***** Material for this task

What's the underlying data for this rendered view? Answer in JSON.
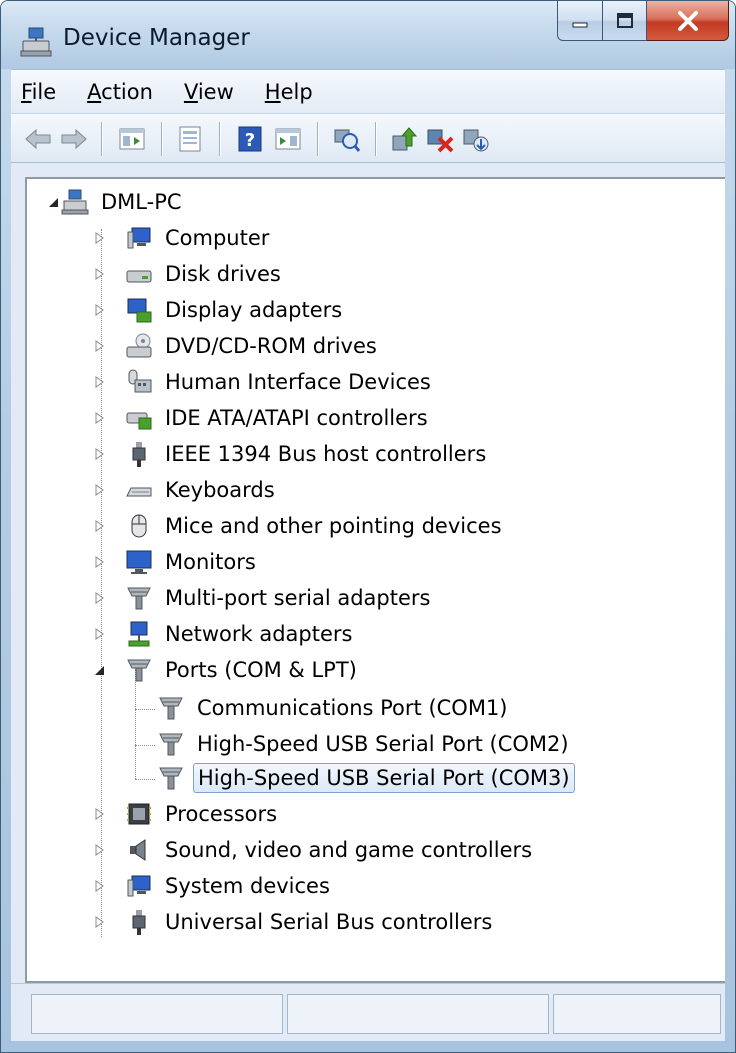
{
  "window": {
    "title": "Device Manager",
    "icon": "device-manager-icon"
  },
  "menu": [
    {
      "label_rest": "ile",
      "mnemonic": "F"
    },
    {
      "label_rest": "ction",
      "mnemonic": "A"
    },
    {
      "label_rest": "iew",
      "mnemonic": "V"
    },
    {
      "label_rest": "elp",
      "mnemonic": "H"
    }
  ],
  "toolbar": {
    "buttons": [
      "back-arrow-icon",
      "forward-arrow-icon",
      "show-hide-console-tree-icon",
      "properties-icon",
      "help-icon",
      "show-hide-action-pane-icon",
      "scan-hardware-icon",
      "update-driver-icon",
      "uninstall-icon",
      "disable-device-icon"
    ]
  },
  "tree": {
    "root": {
      "label": "DML-PC",
      "icon": "computer-network-icon",
      "expanded": true
    },
    "categories": [
      {
        "label": "Computer",
        "icon": "computer-icon",
        "expanded": false
      },
      {
        "label": "Disk drives",
        "icon": "disk-drive-icon",
        "expanded": false
      },
      {
        "label": "Display adapters",
        "icon": "display-adapter-icon",
        "expanded": false
      },
      {
        "label": "DVD/CD-ROM drives",
        "icon": "dvd-drive-icon",
        "expanded": false
      },
      {
        "label": "Human Interface Devices",
        "icon": "hid-icon",
        "expanded": false
      },
      {
        "label": "IDE ATA/ATAPI controllers",
        "icon": "ide-controller-icon",
        "expanded": false
      },
      {
        "label": "IEEE 1394 Bus host controllers",
        "icon": "ieee1394-plug-icon",
        "expanded": false
      },
      {
        "label": "Keyboards",
        "icon": "keyboard-icon",
        "expanded": false
      },
      {
        "label": "Mice and other pointing devices",
        "icon": "mouse-icon",
        "expanded": false
      },
      {
        "label": "Monitors",
        "icon": "monitor-icon",
        "expanded": false
      },
      {
        "label": "Multi-port serial adapters",
        "icon": "serial-port-icon",
        "expanded": false
      },
      {
        "label": "Network adapters",
        "icon": "network-adapter-icon",
        "expanded": false
      },
      {
        "label": "Ports (COM & LPT)",
        "icon": "port-icon",
        "expanded": true,
        "children": [
          {
            "label": "Communications Port (COM1)",
            "icon": "port-icon",
            "selected": false
          },
          {
            "label": "High-Speed USB Serial Port (COM2)",
            "icon": "port-icon",
            "selected": false
          },
          {
            "label": "High-Speed USB Serial Port (COM3)",
            "icon": "port-icon",
            "selected": true
          }
        ]
      },
      {
        "label": "Processors",
        "icon": "processor-icon",
        "expanded": false
      },
      {
        "label": "Sound, video and game controllers",
        "icon": "speaker-icon",
        "expanded": false
      },
      {
        "label": "System devices",
        "icon": "computer-icon",
        "expanded": false
      },
      {
        "label": "Universal Serial Bus controllers",
        "icon": "usb-plug-icon",
        "expanded": false
      }
    ]
  },
  "colors": {
    "selection_border": "#7da2ce",
    "close_button": "#c13a22",
    "titlebar": "#c4d9ec"
  }
}
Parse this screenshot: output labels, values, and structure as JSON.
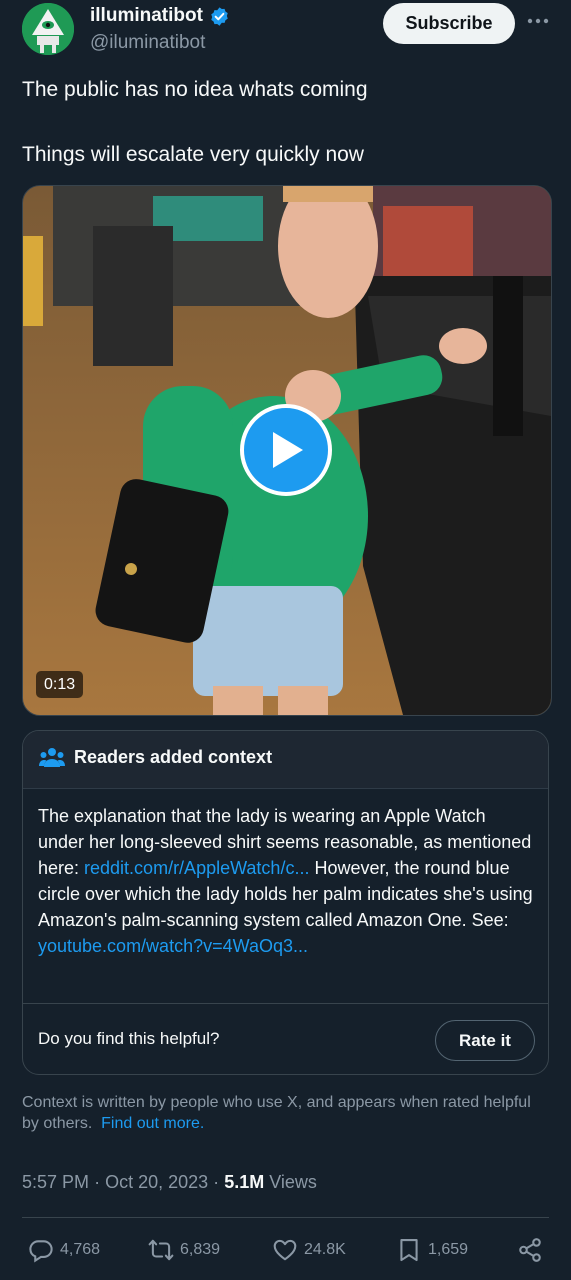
{
  "author": {
    "display_name": "illuminatibot",
    "handle": "@iluminatibot",
    "verified": true,
    "avatar_icon": "eye-pyramid-icon"
  },
  "header": {
    "subscribe_label": "Subscribe",
    "more_icon": "more-icon"
  },
  "tweet": {
    "lines": [
      "The public has no idea whats coming",
      "Things will escalate very quickly now"
    ]
  },
  "video": {
    "duration": "0:13",
    "play_icon": "play-icon"
  },
  "community_note": {
    "title": "Readers added context",
    "body_part1": "The explanation that the lady is wearing an Apple Watch under her long-sleeved shirt seems reasonable, as  mentioned here: ",
    "link1": "reddit.com/r/AppleWatch/c...",
    "body_part2": " However, the round blue circle over which the lady holds her palm indicates she's using Amazon's palm-scanning system called Amazon One. See: ",
    "link2": "youtube.com/watch?v=4WaOq3...",
    "helpful_question": "Do you find this helpful?",
    "rate_label": "Rate it",
    "disclaimer": "Context is written by people who use X, and appears when rated helpful by others.",
    "find_out_more": "Find out more."
  },
  "meta": {
    "time": "5:57 PM",
    "sep": "·",
    "date": "Oct 20, 2023",
    "views_count": "5.1M",
    "views_label": "Views"
  },
  "actions": {
    "replies": "4,768",
    "reposts": "6,839",
    "likes": "24.8K",
    "bookmarks": "1,659"
  },
  "colors": {
    "background": "#15202b",
    "accent": "#1d9bf0",
    "muted": "#8b98a5",
    "border": "#38444d"
  }
}
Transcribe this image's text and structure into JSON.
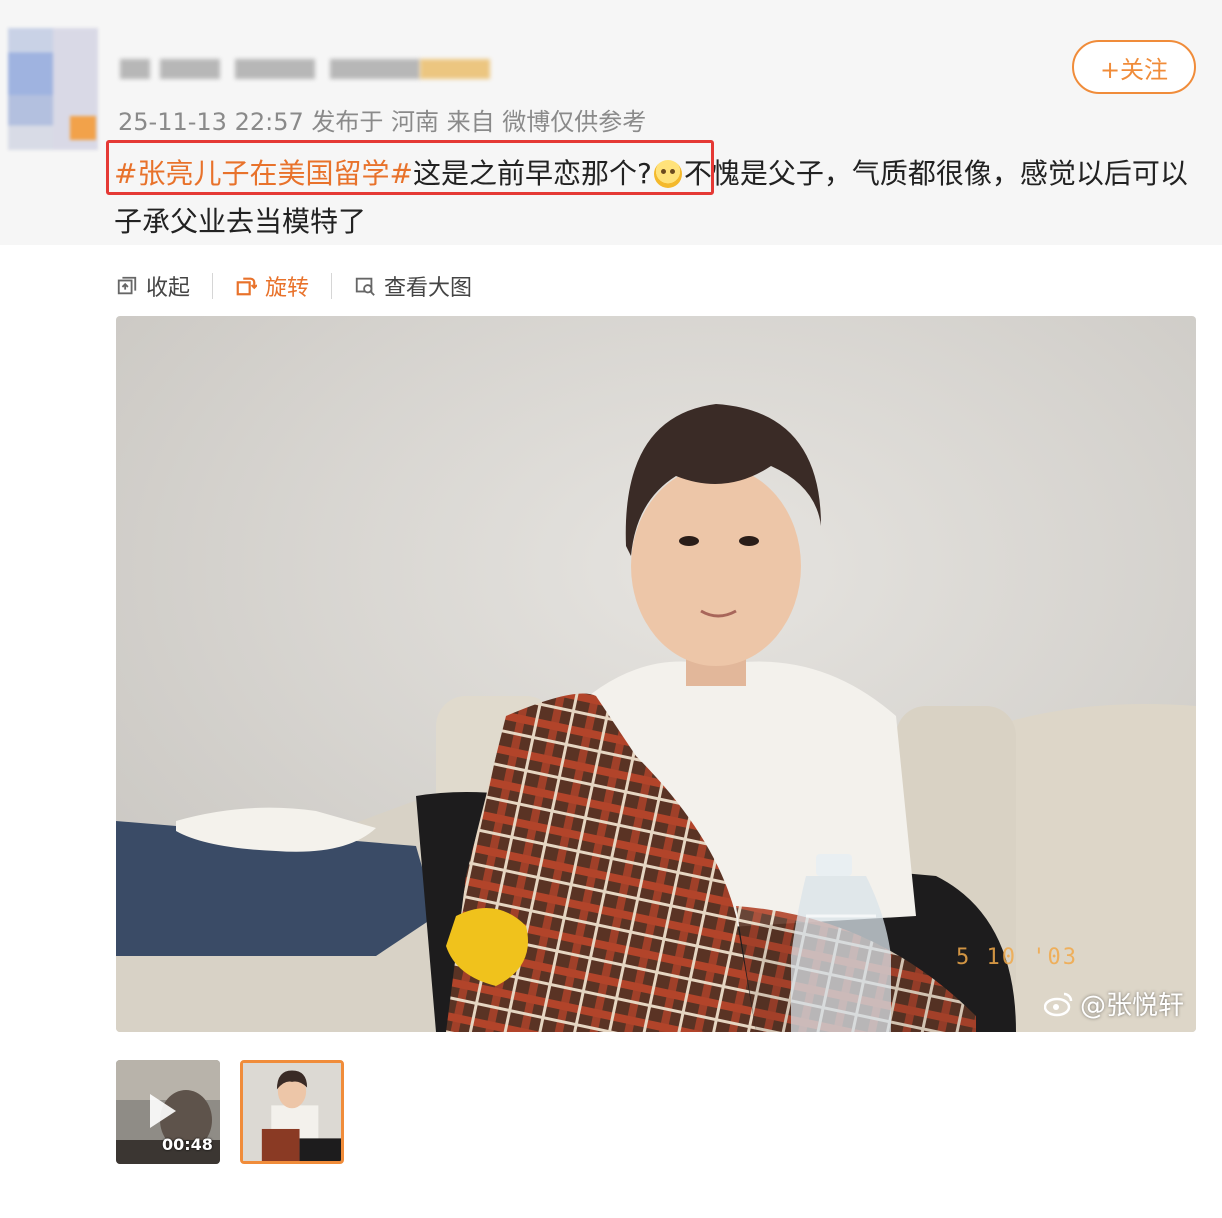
{
  "post": {
    "meta": "25-11-13 22:57  发布于 河南  来自 微博仅供参考",
    "follow_label": "+关注",
    "hashtag": "#张亮儿子在美国留学#",
    "text_part1": "这是之前早恋那个?",
    "text_part2": "不愧是父子，气质都很像，感觉以后可以子承父业去当模特了",
    "emoji_icon": "thinking-face-icon"
  },
  "toolbar": {
    "collapse_label": "收起",
    "rotate_label": "旋转",
    "view_large_label": "查看大图"
  },
  "photo": {
    "date_stamp": "5 10 '03",
    "watermark": "@张悦轩"
  },
  "thumbnails": {
    "video_duration": "00:48"
  },
  "colors": {
    "accent": "#f08c3a",
    "hashtag": "#e8722b",
    "highlight_border": "#e53935",
    "meta_text": "#8a8a8a"
  }
}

**********

Quote each record exactly as it stands, minus the pictures.

What's the underlying data for this rendered view? Answer in JSON.
{
  "window": {
    "title": "Device Manager",
    "icon": "device-manager-icon"
  },
  "menu": [
    {
      "label_rest": "ile",
      "mnemonic": "F"
    },
    {
      "label_rest": "ction",
      "mnemonic": "A"
    },
    {
      "label_rest": "iew",
      "mnemonic": "V"
    },
    {
      "label_rest": "elp",
      "mnemonic": "H"
    }
  ],
  "toolbar": {
    "buttons": [
      "back-arrow-icon",
      "forward-arrow-icon",
      "show-hide-console-tree-icon",
      "properties-icon",
      "help-icon",
      "show-hide-action-pane-icon",
      "scan-hardware-icon",
      "update-driver-icon",
      "uninstall-icon",
      "disable-device-icon"
    ]
  },
  "tree": {
    "root": {
      "label": "DML-PC",
      "icon": "computer-network-icon",
      "expanded": true
    },
    "categories": [
      {
        "label": "Computer",
        "icon": "computer-icon",
        "expanded": false
      },
      {
        "label": "Disk drives",
        "icon": "disk-drive-icon",
        "expanded": false
      },
      {
        "label": "Display adapters",
        "icon": "display-adapter-icon",
        "expanded": false
      },
      {
        "label": "DVD/CD-ROM drives",
        "icon": "dvd-drive-icon",
        "expanded": false
      },
      {
        "label": "Human Interface Devices",
        "icon": "hid-icon",
        "expanded": false
      },
      {
        "label": "IDE ATA/ATAPI controllers",
        "icon": "ide-controller-icon",
        "expanded": false
      },
      {
        "label": "IEEE 1394 Bus host controllers",
        "icon": "ieee1394-plug-icon",
        "expanded": false
      },
      {
        "label": "Keyboards",
        "icon": "keyboard-icon",
        "expanded": false
      },
      {
        "label": "Mice and other pointing devices",
        "icon": "mouse-icon",
        "expanded": false
      },
      {
        "label": "Monitors",
        "icon": "monitor-icon",
        "expanded": false
      },
      {
        "label": "Multi-port serial adapters",
        "icon": "serial-port-icon",
        "expanded": false
      },
      {
        "label": "Network adapters",
        "icon": "network-adapter-icon",
        "expanded": false
      },
      {
        "label": "Ports (COM & LPT)",
        "icon": "port-icon",
        "expanded": true,
        "children": [
          {
            "label": "Communications Port (COM1)",
            "icon": "port-icon",
            "selected": false
          },
          {
            "label": "High-Speed USB Serial Port (COM2)",
            "icon": "port-icon",
            "selected": false
          },
          {
            "label": "High-Speed USB Serial Port (COM3)",
            "icon": "port-icon",
            "selected": true
          }
        ]
      },
      {
        "label": "Processors",
        "icon": "processor-icon",
        "expanded": false
      },
      {
        "label": "Sound, video and game controllers",
        "icon": "speaker-icon",
        "expanded": false
      },
      {
        "label": "System devices",
        "icon": "computer-icon",
        "expanded": false
      },
      {
        "label": "Universal Serial Bus controllers",
        "icon": "usb-plug-icon",
        "expanded": false
      }
    ]
  },
  "colors": {
    "selection_border": "#7da2ce",
    "close_button": "#c13a22",
    "titlebar": "#c4d9ec"
  }
}
Parse this screenshot: output labels, values, and structure as JSON.
{
  "author": {
    "display_name": "illuminatibot",
    "handle": "@iluminatibot",
    "verified": true,
    "avatar_icon": "eye-pyramid-icon"
  },
  "header": {
    "subscribe_label": "Subscribe",
    "more_icon": "more-icon"
  },
  "tweet": {
    "lines": [
      "The public has no idea whats coming",
      "Things will escalate very quickly now"
    ]
  },
  "video": {
    "duration": "0:13",
    "play_icon": "play-icon"
  },
  "community_note": {
    "title": "Readers added context",
    "body_part1": "The explanation that the lady is wearing an Apple Watch under her long-sleeved shirt seems reasonable, as  mentioned here: ",
    "link1": "reddit.com/r/AppleWatch/c...",
    "body_part2": " However, the round blue circle over which the lady holds her palm indicates she's using Amazon's palm-scanning system called Amazon One. See: ",
    "link2": "youtube.com/watch?v=4WaOq3...",
    "helpful_question": "Do you find this helpful?",
    "rate_label": "Rate it",
    "disclaimer": "Context is written by people who use X, and appears when rated helpful by others.",
    "find_out_more": "Find out more."
  },
  "meta": {
    "time": "5:57 PM",
    "sep": "·",
    "date": "Oct 20, 2023",
    "views_count": "5.1M",
    "views_label": "Views"
  },
  "actions": {
    "replies": "4,768",
    "reposts": "6,839",
    "likes": "24.8K",
    "bookmarks": "1,659"
  },
  "colors": {
    "background": "#15202b",
    "accent": "#1d9bf0",
    "muted": "#8b98a5",
    "border": "#38444d"
  }
}
Transcribe this image's text and structure into JSON.
{
  "post": {
    "meta": "25-11-13 22:57  发布于 河南  来自 微博仅供参考",
    "follow_label": "+关注",
    "hashtag": "#张亮儿子在美国留学#",
    "text_part1": "这是之前早恋那个?",
    "text_part2": "不愧是父子，气质都很像，感觉以后可以子承父业去当模特了",
    "emoji_icon": "thinking-face-icon"
  },
  "toolbar": {
    "collapse_label": "收起",
    "rotate_label": "旋转",
    "view_large_label": "查看大图"
  },
  "photo": {
    "date_stamp": "5 10 '03",
    "watermark": "@张悦轩"
  },
  "thumbnails": {
    "video_duration": "00:48"
  },
  "colors": {
    "accent": "#f08c3a",
    "hashtag": "#e8722b",
    "highlight_border": "#e53935",
    "meta_text": "#8a8a8a"
  }
}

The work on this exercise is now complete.